Passage for review:
────────────────────────────────────────
This study demonstrated that HFOV controlled respiration during heavy iron radiation therapy was safety with stable hemodynamics and gas exchange. In addition, HFOV could significantly decreased the diaphragm movement, which was ideal for tumor location during radiation therapy. This is the first study to show the safety and efficacy of HFOV during heavy iron therapy.
The heavy ion therapy has two major advantages compared to traditional photon therapy. One is the advantage of the Bragg peak physics, and the other is the relative radiation biological effect. The Bragg peak's occurrence in the depth of the biological body is highly sensitive to the entry of carbon ions, meaning that once a certain amount of carbon ion energy enters the body, the location where the Bragg peak occurs remains fixed at a specific depth. Therefore, when the tumor's position shifts due to respiratory movement, it can cause an accumulation of radiation dose from carbon ions at the wrong location, leading to a dual loss in treatment - where the treatment fails to reach the intended area while causing harmful radiation to unintended areas.
Respiratory motion is a major factor affecting the positioning of thoracoabdominal tumors during radiation therapy. The relationship between tumor motion and respiratory motion is closely intertwined, with their cycles and amplitudes being fundamentally synchronized. Therefore, in the absence of other interfering factors, tumor motion can be attributed mainly to respiratory motion [8]. Due to the influence of motion on the diaphragm during respiration, tumors located in the lower lung and upper abdomen are more prone to moving "off-target", which suggests that tumors can move up to 50 mm off target [9]. Such off-target movement can result in underdosing of the target area and overdosing of normal tissues, significantly impacting treatment efficacy and prognosis.
Previous studies have shown that the displacement of the geometric center of the target area due to respiratory motion in the left-right, anterior-posterior, and cranio-caudal directions is 0.34 ± 0.21, 0.21 ± 0.27, and 0.84 ± 0.42 cm, respectively [10, 11]. These studies collectively highlight the significance of organ movement caused by respiratory motion, especially of thoracoabdominal tumors. The impact of respiratory motion during tumor radiotherapy cannot be underestimated, and precise radiation therapy can only be achieved by minimizing the effects of respiratory motion.
Therefore, numerous researchers have explored methods to mitigate the impact of tumor movement due to respiratory motion. The methods for reducing the influence of respiratory motion can be broadly categorized into five groups: motion-encompassing techniques, breath-holding techniques, forced shallow breathing techniques, respiratory gating techniques, and real-time motion tracking techniques, each with its own advantages and disadvantages.
────────────────────────────────────────
Work instructions:
#1 Answer these questions from the passage on respiratory motion in heavy ion therapy.
(a) What two major advantages does heavy ion therapy have over traditional photon therapy?
(b) By up to how many millimeters can tumors move off target?
(c) What is the displacement of the target area's geometric center in the cranio-caudal direction?
#2 Copy out the part of the passage on respiratory motion in heavy ion therapy that begins at the words "This study demonstrated" and ends after the words "heavy iron therapy.".
The records have no connection to the passage on respiratory motion in heavy ion therapy.
────────────────────────────────────────
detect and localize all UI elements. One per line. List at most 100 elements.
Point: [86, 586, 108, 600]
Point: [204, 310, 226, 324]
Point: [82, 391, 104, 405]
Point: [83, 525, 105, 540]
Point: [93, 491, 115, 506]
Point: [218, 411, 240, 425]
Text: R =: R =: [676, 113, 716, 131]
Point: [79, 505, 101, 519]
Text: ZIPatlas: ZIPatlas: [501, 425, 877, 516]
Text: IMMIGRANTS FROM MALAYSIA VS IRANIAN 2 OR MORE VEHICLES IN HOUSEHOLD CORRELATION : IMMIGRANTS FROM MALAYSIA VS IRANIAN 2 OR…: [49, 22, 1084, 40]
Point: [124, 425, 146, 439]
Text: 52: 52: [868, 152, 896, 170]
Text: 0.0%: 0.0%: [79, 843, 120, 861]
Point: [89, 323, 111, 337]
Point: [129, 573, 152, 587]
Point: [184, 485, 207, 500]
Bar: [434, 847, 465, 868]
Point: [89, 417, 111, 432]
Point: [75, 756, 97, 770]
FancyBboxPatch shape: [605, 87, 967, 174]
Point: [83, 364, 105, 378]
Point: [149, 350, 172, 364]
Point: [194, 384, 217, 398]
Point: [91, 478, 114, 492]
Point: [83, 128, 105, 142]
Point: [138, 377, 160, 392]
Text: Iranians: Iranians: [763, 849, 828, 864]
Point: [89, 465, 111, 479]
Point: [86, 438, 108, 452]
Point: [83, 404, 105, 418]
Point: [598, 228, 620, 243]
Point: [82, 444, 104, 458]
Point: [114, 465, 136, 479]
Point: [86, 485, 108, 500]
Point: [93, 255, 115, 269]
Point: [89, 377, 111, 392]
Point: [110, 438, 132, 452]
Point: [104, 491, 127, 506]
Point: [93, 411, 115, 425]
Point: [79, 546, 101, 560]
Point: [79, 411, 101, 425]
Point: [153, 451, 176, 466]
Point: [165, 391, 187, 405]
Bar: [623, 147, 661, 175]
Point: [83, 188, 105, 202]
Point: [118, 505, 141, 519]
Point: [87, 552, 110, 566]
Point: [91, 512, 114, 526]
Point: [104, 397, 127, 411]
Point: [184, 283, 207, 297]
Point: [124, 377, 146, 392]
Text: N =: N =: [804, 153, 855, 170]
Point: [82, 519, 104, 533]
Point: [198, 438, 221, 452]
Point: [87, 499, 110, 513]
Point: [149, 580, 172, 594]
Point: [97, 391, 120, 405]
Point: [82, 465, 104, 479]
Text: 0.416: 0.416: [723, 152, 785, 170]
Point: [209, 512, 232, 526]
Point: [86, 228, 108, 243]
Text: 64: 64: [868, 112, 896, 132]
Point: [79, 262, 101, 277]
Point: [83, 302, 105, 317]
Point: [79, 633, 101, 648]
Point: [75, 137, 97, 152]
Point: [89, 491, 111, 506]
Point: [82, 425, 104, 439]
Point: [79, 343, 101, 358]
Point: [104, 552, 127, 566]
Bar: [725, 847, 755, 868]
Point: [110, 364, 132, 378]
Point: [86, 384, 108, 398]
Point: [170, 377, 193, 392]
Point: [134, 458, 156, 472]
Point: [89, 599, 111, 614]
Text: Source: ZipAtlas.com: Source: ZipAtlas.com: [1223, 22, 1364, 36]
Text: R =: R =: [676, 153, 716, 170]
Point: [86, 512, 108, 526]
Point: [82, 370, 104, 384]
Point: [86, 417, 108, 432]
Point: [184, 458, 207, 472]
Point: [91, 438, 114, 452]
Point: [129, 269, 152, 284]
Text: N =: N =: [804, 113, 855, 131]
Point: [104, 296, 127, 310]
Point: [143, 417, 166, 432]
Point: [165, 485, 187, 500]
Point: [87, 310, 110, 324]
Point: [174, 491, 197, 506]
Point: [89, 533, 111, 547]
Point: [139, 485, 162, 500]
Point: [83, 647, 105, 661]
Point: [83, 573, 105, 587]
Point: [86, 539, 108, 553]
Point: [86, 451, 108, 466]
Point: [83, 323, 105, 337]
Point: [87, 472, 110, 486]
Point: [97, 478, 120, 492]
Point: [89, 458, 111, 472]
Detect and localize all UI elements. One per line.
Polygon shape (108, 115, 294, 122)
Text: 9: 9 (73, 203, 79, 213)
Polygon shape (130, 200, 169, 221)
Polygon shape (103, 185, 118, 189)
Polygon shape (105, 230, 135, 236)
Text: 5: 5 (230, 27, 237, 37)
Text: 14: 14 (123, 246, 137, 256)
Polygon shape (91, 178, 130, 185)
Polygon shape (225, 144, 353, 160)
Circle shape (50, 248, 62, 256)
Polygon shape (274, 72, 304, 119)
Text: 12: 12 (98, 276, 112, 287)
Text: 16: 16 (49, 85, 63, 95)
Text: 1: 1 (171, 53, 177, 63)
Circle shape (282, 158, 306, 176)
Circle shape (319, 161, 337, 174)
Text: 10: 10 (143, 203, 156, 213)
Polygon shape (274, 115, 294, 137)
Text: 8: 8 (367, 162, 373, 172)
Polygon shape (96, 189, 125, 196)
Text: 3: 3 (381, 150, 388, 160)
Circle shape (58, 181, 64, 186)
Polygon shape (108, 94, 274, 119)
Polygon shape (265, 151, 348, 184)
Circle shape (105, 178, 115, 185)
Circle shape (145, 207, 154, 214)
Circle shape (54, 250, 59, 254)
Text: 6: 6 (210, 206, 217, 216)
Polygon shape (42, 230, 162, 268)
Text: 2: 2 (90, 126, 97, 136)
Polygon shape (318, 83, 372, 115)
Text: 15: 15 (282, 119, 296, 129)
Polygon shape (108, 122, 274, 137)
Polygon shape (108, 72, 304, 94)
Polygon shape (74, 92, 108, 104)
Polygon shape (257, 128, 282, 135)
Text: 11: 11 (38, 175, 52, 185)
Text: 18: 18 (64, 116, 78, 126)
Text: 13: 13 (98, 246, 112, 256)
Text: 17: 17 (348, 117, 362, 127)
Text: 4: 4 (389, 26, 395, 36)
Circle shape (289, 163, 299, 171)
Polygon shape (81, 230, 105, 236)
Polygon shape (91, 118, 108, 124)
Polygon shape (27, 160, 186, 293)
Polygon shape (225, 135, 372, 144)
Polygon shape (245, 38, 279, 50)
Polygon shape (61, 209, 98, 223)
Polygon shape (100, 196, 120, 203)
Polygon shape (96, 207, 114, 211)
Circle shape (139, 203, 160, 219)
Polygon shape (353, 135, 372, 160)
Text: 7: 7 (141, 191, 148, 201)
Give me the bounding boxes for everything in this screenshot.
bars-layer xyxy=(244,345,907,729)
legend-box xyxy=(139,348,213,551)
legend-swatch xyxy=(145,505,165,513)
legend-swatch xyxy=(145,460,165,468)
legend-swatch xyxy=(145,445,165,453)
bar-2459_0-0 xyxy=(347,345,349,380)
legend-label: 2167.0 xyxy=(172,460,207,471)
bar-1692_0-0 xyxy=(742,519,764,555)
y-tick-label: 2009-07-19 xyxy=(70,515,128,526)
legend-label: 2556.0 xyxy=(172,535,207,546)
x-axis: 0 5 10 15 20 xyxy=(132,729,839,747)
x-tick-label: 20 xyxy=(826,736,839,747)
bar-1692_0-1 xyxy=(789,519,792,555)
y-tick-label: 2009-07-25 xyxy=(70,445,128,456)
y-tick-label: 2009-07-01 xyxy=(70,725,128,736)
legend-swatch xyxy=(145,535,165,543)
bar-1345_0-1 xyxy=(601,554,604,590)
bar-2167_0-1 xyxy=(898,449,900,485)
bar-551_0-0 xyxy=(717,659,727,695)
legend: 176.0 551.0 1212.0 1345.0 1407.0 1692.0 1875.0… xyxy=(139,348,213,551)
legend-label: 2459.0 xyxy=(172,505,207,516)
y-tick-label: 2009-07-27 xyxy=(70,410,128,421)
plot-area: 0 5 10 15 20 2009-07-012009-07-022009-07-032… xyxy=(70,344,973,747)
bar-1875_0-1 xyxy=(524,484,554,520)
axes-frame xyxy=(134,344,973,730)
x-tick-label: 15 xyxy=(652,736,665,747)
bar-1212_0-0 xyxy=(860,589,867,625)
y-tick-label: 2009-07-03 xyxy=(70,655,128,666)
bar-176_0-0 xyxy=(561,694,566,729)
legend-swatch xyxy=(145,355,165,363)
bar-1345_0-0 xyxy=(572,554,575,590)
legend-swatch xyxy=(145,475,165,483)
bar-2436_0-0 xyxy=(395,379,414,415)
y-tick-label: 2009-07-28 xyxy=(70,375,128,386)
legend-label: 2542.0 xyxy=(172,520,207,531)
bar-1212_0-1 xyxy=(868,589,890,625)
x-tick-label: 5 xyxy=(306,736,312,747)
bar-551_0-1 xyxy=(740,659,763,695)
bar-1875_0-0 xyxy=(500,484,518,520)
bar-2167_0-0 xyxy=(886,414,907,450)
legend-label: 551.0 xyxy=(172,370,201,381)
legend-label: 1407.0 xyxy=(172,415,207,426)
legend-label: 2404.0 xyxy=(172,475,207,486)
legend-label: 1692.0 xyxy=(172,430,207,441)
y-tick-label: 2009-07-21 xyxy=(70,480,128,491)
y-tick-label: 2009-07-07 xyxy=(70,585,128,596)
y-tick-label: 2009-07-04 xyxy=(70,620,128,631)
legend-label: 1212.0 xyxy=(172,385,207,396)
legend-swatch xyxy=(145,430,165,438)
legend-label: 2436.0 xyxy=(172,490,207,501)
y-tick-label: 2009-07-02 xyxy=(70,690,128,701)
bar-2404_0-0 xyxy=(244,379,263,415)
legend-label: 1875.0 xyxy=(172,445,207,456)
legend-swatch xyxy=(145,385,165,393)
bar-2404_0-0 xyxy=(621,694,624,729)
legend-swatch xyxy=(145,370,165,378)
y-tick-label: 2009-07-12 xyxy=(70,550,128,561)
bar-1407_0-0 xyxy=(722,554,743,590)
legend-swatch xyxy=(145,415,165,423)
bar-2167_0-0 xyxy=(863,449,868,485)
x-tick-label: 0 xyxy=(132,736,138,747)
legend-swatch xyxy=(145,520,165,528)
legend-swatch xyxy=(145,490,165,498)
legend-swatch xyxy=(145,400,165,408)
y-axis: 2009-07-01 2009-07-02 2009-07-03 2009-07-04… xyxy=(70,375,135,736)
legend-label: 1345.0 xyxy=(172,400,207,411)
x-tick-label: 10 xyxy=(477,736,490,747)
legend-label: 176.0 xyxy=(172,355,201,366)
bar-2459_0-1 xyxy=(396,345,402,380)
────────────────────────────────────────
Answers in order:
#1
(a) The Bragg peak physics and the relative radiation biological effect.
(b) Up to 50 mm.
(c) 0.84 ± 0.42 cm.

#2
This study demonstrated that HFOV controlled respiration during heavy iron radiation therapy was safety with stable hemodynamics and gas exchange. In addition, HFOV could significantly decreased the diaphragm movement, which was ideal for tumor location during radiation therapy. This is the first study to show the safety and efficacy of HFOV during heavy iron therapy.